§ **GIVEN RECORDS**
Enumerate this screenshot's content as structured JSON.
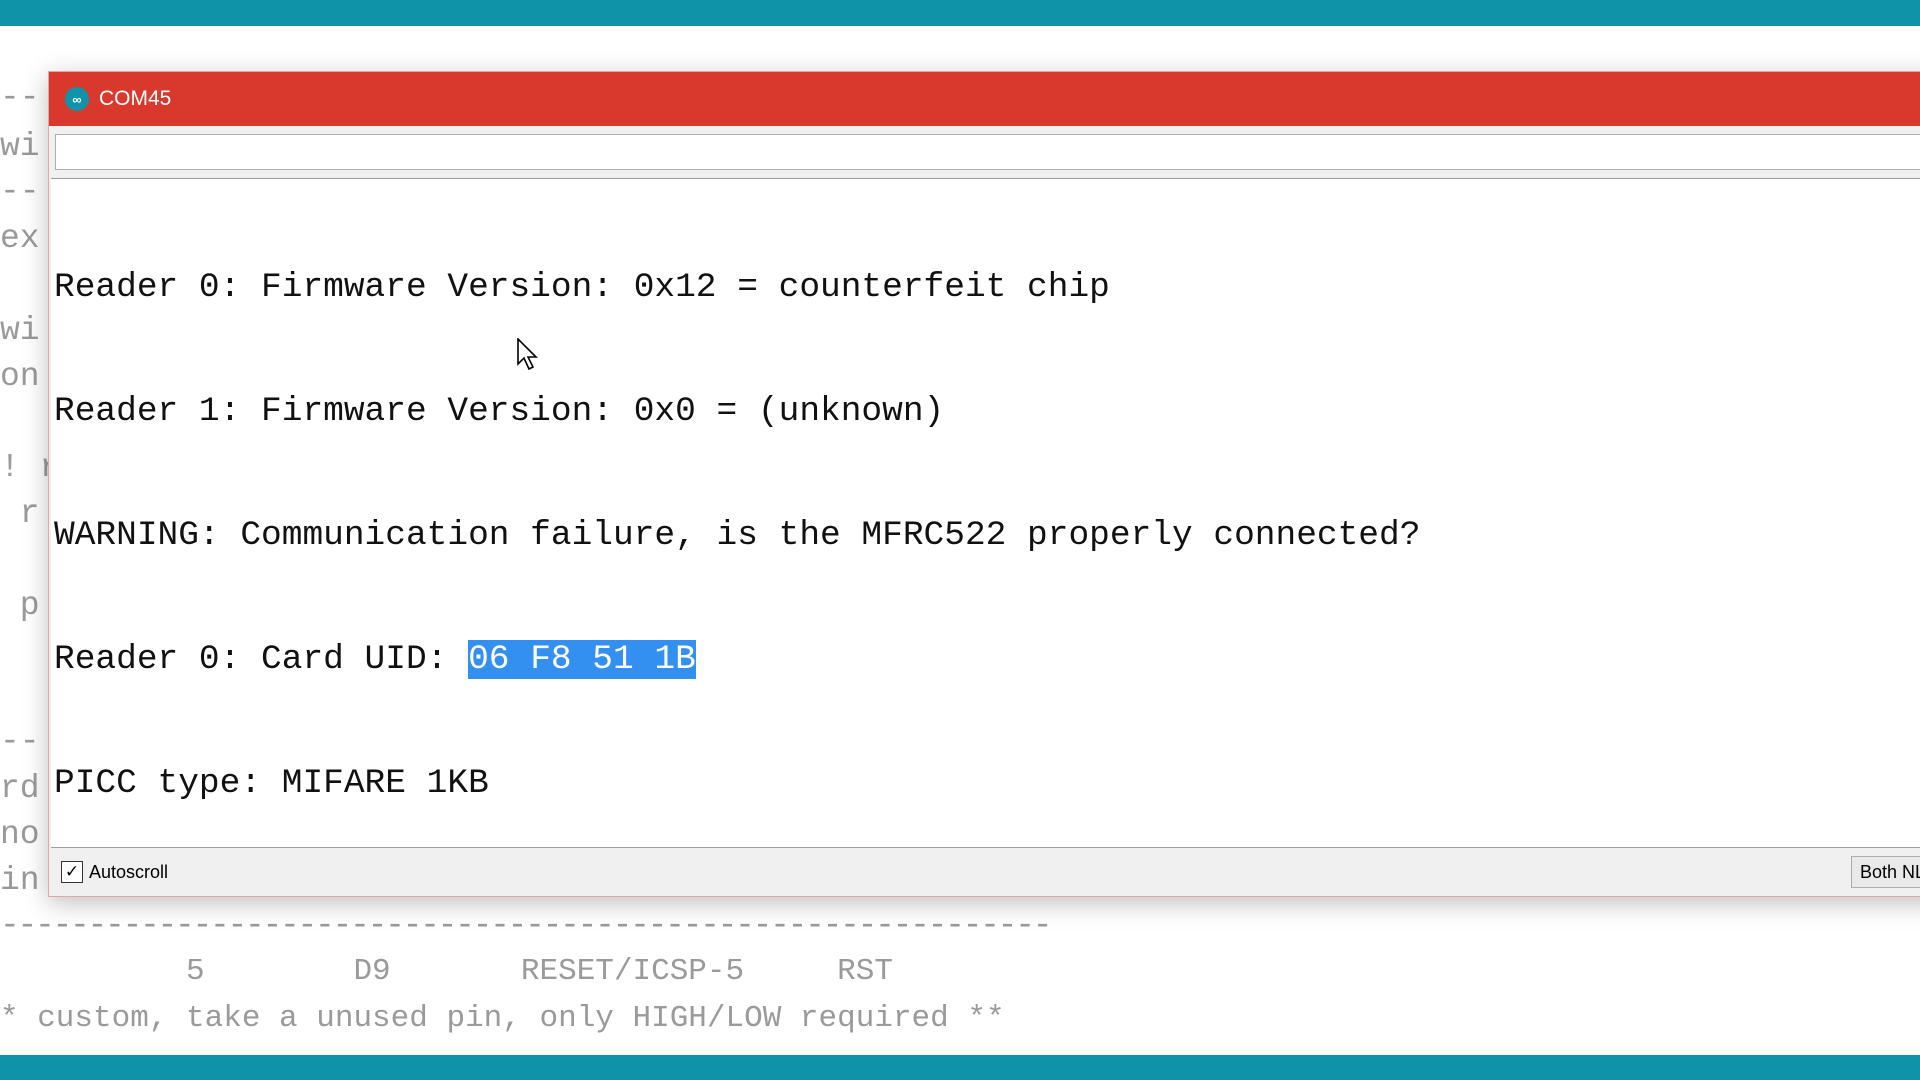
{
  "window": {
    "title": "COM45",
    "icon": "arduino-logo-icon",
    "input_value": "",
    "output_lines": [
      {
        "text": "Reader 0: Firmware Version: 0x12 = counterfeit chip"
      },
      {
        "text": "Reader 1: Firmware Version: 0x0 = (unknown)"
      },
      {
        "text": "WARNING: Communication failure, is the MFRC522 properly connected?"
      },
      {
        "text": "Reader 0: Card UID: ",
        "selected": "06 F8 51 1B"
      },
      {
        "text": "PICC type: MIFARE 1KB"
      }
    ],
    "autoscroll": {
      "label": "Autoscroll",
      "checked": true
    },
    "line_ending": "Both NL"
  },
  "background_editor": {
    "left_fragments": [
      "--",
      "wi",
      "--",
      "ex",
      "wi",
      "on",
      "! r",
      " r",
      " p",
      "--",
      "rd",
      "no",
      "in"
    ],
    "lines": [
      "------------------------------------------------------------",
      "          5        D9       RESET/ICSP-5     RST",
      "* custom, take a unused pin, only HIGH/LOW required **"
    ]
  },
  "colors": {
    "title_bar": "#d9382c",
    "accent": "#0e93a8",
    "selection": "#3390f0"
  }
}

§ **THE PROBLEM**
Your task is an exact transcription of all the data, minus the pictures.

§ **TASK ANSWER**
Enumerate this screenshot's content as structured JSON.
{
  "window": {
    "title": "COM45",
    "icon": "arduino-logo-icon",
    "input_value": "",
    "output_lines": [
      {
        "text": "Reader 0: Firmware Version: 0x12 = counterfeit chip"
      },
      {
        "text": "Reader 1: Firmware Version: 0x0 = (unknown)"
      },
      {
        "text": "WARNING: Communication failure, is the MFRC522 properly connected?"
      },
      {
        "text": "Reader 0: Card UID: ",
        "selected": "06 F8 51 1B"
      },
      {
        "text": "PICC type: MIFARE 1KB"
      }
    ],
    "autoscroll": {
      "label": "Autoscroll",
      "checked": true
    },
    "line_ending": "Both NL"
  },
  "background_editor": {
    "left_fragments": [
      "--",
      "wi",
      "--",
      "ex",
      "wi",
      "on",
      "! r",
      " r",
      " p",
      "--",
      "rd",
      "no",
      "in"
    ],
    "lines": [
      "------------------------------------------------------------",
      "          5        D9       RESET/ICSP-5     RST",
      "* custom, take a unused pin, only HIGH/LOW required **"
    ]
  },
  "colors": {
    "title_bar": "#d9382c",
    "accent": "#0e93a8",
    "selection": "#3390f0"
  }
}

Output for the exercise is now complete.